───── LISTED RECORDS

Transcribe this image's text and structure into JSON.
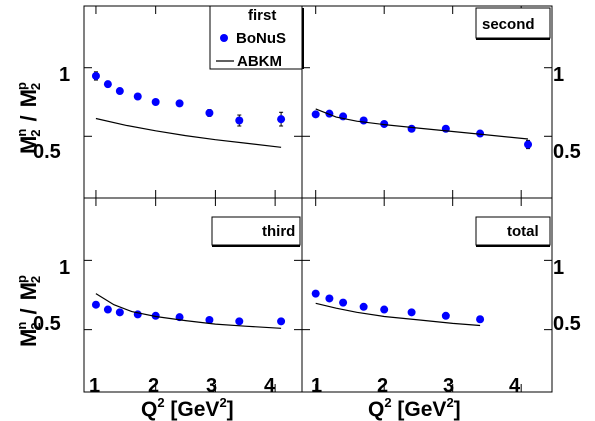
{
  "chart_data": [
    {
      "type": "scatter",
      "title": "first",
      "xlim": [
        0.8,
        4.45
      ],
      "ylim": [
        0.05,
        1.45
      ],
      "series": [
        {
          "name": "BoNuS",
          "kind": "points",
          "color": "#0000ff",
          "x": [
            1.0,
            1.2,
            1.4,
            1.7,
            2.0,
            2.4,
            2.9,
            3.4,
            4.1
          ],
          "y": [
            0.94,
            0.88,
            0.83,
            0.79,
            0.75,
            0.74,
            0.67,
            0.615,
            0.625
          ],
          "err": [
            0.03,
            0.015,
            0.015,
            0.015,
            0.015,
            0.015,
            0.025,
            0.04,
            0.05
          ]
        },
        {
          "name": "ABKM",
          "kind": "line",
          "color": "#000000",
          "x": [
            1.0,
            1.5,
            2.0,
            2.5,
            3.0,
            3.5,
            4.1
          ],
          "y": [
            0.63,
            0.58,
            0.54,
            0.505,
            0.475,
            0.45,
            0.42
          ]
        }
      ],
      "legend": {
        "position": "top-right",
        "title": "first"
      }
    },
    {
      "type": "scatter",
      "title": "second",
      "xlim": [
        0.8,
        4.45
      ],
      "ylim": [
        0.05,
        1.45
      ],
      "series": [
        {
          "name": "BoNuS",
          "kind": "points",
          "color": "#0000ff",
          "x": [
            1.0,
            1.2,
            1.4,
            1.7,
            2.0,
            2.4,
            2.9,
            3.4,
            4.1
          ],
          "y": [
            0.66,
            0.665,
            0.645,
            0.615,
            0.59,
            0.555,
            0.555,
            0.52,
            0.44
          ],
          "err": [
            0.015,
            0.01,
            0.01,
            0.01,
            0.01,
            0.01,
            0.01,
            0.015,
            0.03
          ]
        },
        {
          "name": "ABKM",
          "kind": "line",
          "color": "#000000",
          "x": [
            1.0,
            1.3,
            1.6,
            2.0,
            2.5,
            3.0,
            3.5,
            4.1
          ],
          "y": [
            0.7,
            0.64,
            0.61,
            0.585,
            0.56,
            0.535,
            0.51,
            0.48
          ]
        }
      ]
    },
    {
      "type": "scatter",
      "title": "third",
      "xlim": [
        0.8,
        4.45
      ],
      "ylim": [
        0.05,
        1.45
      ],
      "series": [
        {
          "name": "BoNuS",
          "kind": "points",
          "color": "#0000ff",
          "x": [
            1.0,
            1.2,
            1.4,
            1.7,
            2.0,
            2.4,
            2.9,
            3.4,
            4.1
          ],
          "y": [
            0.68,
            0.645,
            0.625,
            0.61,
            0.6,
            0.59,
            0.57,
            0.56,
            0.56
          ],
          "err": [
            0.01,
            0.01,
            0.01,
            0.01,
            0.01,
            0.01,
            0.01,
            0.01,
            0.015
          ]
        },
        {
          "name": "ABKM",
          "kind": "line",
          "color": "#000000",
          "x": [
            1.0,
            1.3,
            1.6,
            2.0,
            2.5,
            3.0,
            3.5,
            4.1
          ],
          "y": [
            0.76,
            0.68,
            0.63,
            0.595,
            0.565,
            0.54,
            0.525,
            0.51
          ]
        }
      ]
    },
    {
      "type": "scatter",
      "title": "total",
      "xlim": [
        0.8,
        4.45
      ],
      "ylim": [
        0.05,
        1.45
      ],
      "series": [
        {
          "name": "BoNuS",
          "kind": "points",
          "color": "#0000ff",
          "x": [
            1.0,
            1.2,
            1.4,
            1.7,
            2.0,
            2.4,
            2.9,
            3.4
          ],
          "y": [
            0.76,
            0.725,
            0.695,
            0.665,
            0.645,
            0.625,
            0.6,
            0.575
          ],
          "err": [
            0.01,
            0.01,
            0.01,
            0.01,
            0.01,
            0.01,
            0.01,
            0.01
          ]
        },
        {
          "name": "ABKM",
          "kind": "line",
          "color": "#000000",
          "x": [
            1.0,
            1.3,
            1.6,
            2.0,
            2.5,
            3.0,
            3.4
          ],
          "y": [
            0.69,
            0.655,
            0.625,
            0.595,
            0.57,
            0.545,
            0.53
          ]
        }
      ]
    }
  ],
  "axes": {
    "x_label_main": "Q",
    "x_label_sup": "2",
    "x_label_open": " [GeV",
    "x_label_unit_sup": "2",
    "x_label_close": "]",
    "y_label_num": "M",
    "y_label_num_sup": "n",
    "y_label_num_sub": "2",
    "y_label_sep": "/",
    "y_label_den": "M",
    "y_label_den_sup": "p",
    "y_label_den_sub": "2",
    "x_ticks": [
      "1",
      "2",
      "3",
      "4"
    ],
    "x_tick_values": [
      1,
      2,
      3,
      4
    ],
    "y_ticks": [
      "1",
      "0.5"
    ],
    "y_tick_values": [
      1.0,
      0.5
    ]
  },
  "legend": {
    "title": "first",
    "points_label": "BoNuS",
    "line_label": "ABKM"
  },
  "panel_titles": [
    "first",
    "second",
    "third",
    "total"
  ],
  "colors": {
    "points": "#0000ff",
    "line": "#000000",
    "frame": "#000000"
  }
}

──────────

## REQUIRED WORK
The records above must be transcribed exactly. Pictures are left out of the copy.

## ANSWER IN FULL
Transcribe this image's text and structure into JSON.
{
  "chart_data": [
    {
      "type": "scatter",
      "title": "first",
      "xlim": [
        0.8,
        4.45
      ],
      "ylim": [
        0.05,
        1.45
      ],
      "series": [
        {
          "name": "BoNuS",
          "kind": "points",
          "color": "#0000ff",
          "x": [
            1.0,
            1.2,
            1.4,
            1.7,
            2.0,
            2.4,
            2.9,
            3.4,
            4.1
          ],
          "y": [
            0.94,
            0.88,
            0.83,
            0.79,
            0.75,
            0.74,
            0.67,
            0.615,
            0.625
          ],
          "err": [
            0.03,
            0.015,
            0.015,
            0.015,
            0.015,
            0.015,
            0.025,
            0.04,
            0.05
          ]
        },
        {
          "name": "ABKM",
          "kind": "line",
          "color": "#000000",
          "x": [
            1.0,
            1.5,
            2.0,
            2.5,
            3.0,
            3.5,
            4.1
          ],
          "y": [
            0.63,
            0.58,
            0.54,
            0.505,
            0.475,
            0.45,
            0.42
          ]
        }
      ],
      "legend": {
        "position": "top-right",
        "title": "first"
      }
    },
    {
      "type": "scatter",
      "title": "second",
      "xlim": [
        0.8,
        4.45
      ],
      "ylim": [
        0.05,
        1.45
      ],
      "series": [
        {
          "name": "BoNuS",
          "kind": "points",
          "color": "#0000ff",
          "x": [
            1.0,
            1.2,
            1.4,
            1.7,
            2.0,
            2.4,
            2.9,
            3.4,
            4.1
          ],
          "y": [
            0.66,
            0.665,
            0.645,
            0.615,
            0.59,
            0.555,
            0.555,
            0.52,
            0.44
          ],
          "err": [
            0.015,
            0.01,
            0.01,
            0.01,
            0.01,
            0.01,
            0.01,
            0.015,
            0.03
          ]
        },
        {
          "name": "ABKM",
          "kind": "line",
          "color": "#000000",
          "x": [
            1.0,
            1.3,
            1.6,
            2.0,
            2.5,
            3.0,
            3.5,
            4.1
          ],
          "y": [
            0.7,
            0.64,
            0.61,
            0.585,
            0.56,
            0.535,
            0.51,
            0.48
          ]
        }
      ]
    },
    {
      "type": "scatter",
      "title": "third",
      "xlim": [
        0.8,
        4.45
      ],
      "ylim": [
        0.05,
        1.45
      ],
      "series": [
        {
          "name": "BoNuS",
          "kind": "points",
          "color": "#0000ff",
          "x": [
            1.0,
            1.2,
            1.4,
            1.7,
            2.0,
            2.4,
            2.9,
            3.4,
            4.1
          ],
          "y": [
            0.68,
            0.645,
            0.625,
            0.61,
            0.6,
            0.59,
            0.57,
            0.56,
            0.56
          ],
          "err": [
            0.01,
            0.01,
            0.01,
            0.01,
            0.01,
            0.01,
            0.01,
            0.01,
            0.015
          ]
        },
        {
          "name": "ABKM",
          "kind": "line",
          "color": "#000000",
          "x": [
            1.0,
            1.3,
            1.6,
            2.0,
            2.5,
            3.0,
            3.5,
            4.1
          ],
          "y": [
            0.76,
            0.68,
            0.63,
            0.595,
            0.565,
            0.54,
            0.525,
            0.51
          ]
        }
      ]
    },
    {
      "type": "scatter",
      "title": "total",
      "xlim": [
        0.8,
        4.45
      ],
      "ylim": [
        0.05,
        1.45
      ],
      "series": [
        {
          "name": "BoNuS",
          "kind": "points",
          "color": "#0000ff",
          "x": [
            1.0,
            1.2,
            1.4,
            1.7,
            2.0,
            2.4,
            2.9,
            3.4
          ],
          "y": [
            0.76,
            0.725,
            0.695,
            0.665,
            0.645,
            0.625,
            0.6,
            0.575
          ],
          "err": [
            0.01,
            0.01,
            0.01,
            0.01,
            0.01,
            0.01,
            0.01,
            0.01
          ]
        },
        {
          "name": "ABKM",
          "kind": "line",
          "color": "#000000",
          "x": [
            1.0,
            1.3,
            1.6,
            2.0,
            2.5,
            3.0,
            3.4
          ],
          "y": [
            0.69,
            0.655,
            0.625,
            0.595,
            0.57,
            0.545,
            0.53
          ]
        }
      ]
    }
  ],
  "axes": {
    "x_label_main": "Q",
    "x_label_sup": "2",
    "x_label_open": " [GeV",
    "x_label_unit_sup": "2",
    "x_label_close": "]",
    "y_label_num": "M",
    "y_label_num_sup": "n",
    "y_label_num_sub": "2",
    "y_label_sep": "/",
    "y_label_den": "M",
    "y_label_den_sup": "p",
    "y_label_den_sub": "2",
    "x_ticks": [
      "1",
      "2",
      "3",
      "4"
    ],
    "x_tick_values": [
      1,
      2,
      3,
      4
    ],
    "y_ticks": [
      "1",
      "0.5"
    ],
    "y_tick_values": [
      1.0,
      0.5
    ]
  },
  "legend": {
    "title": "first",
    "points_label": "BoNuS",
    "line_label": "ABKM"
  },
  "panel_titles": [
    "first",
    "second",
    "third",
    "total"
  ],
  "colors": {
    "points": "#0000ff",
    "line": "#000000",
    "frame": "#000000"
  }
}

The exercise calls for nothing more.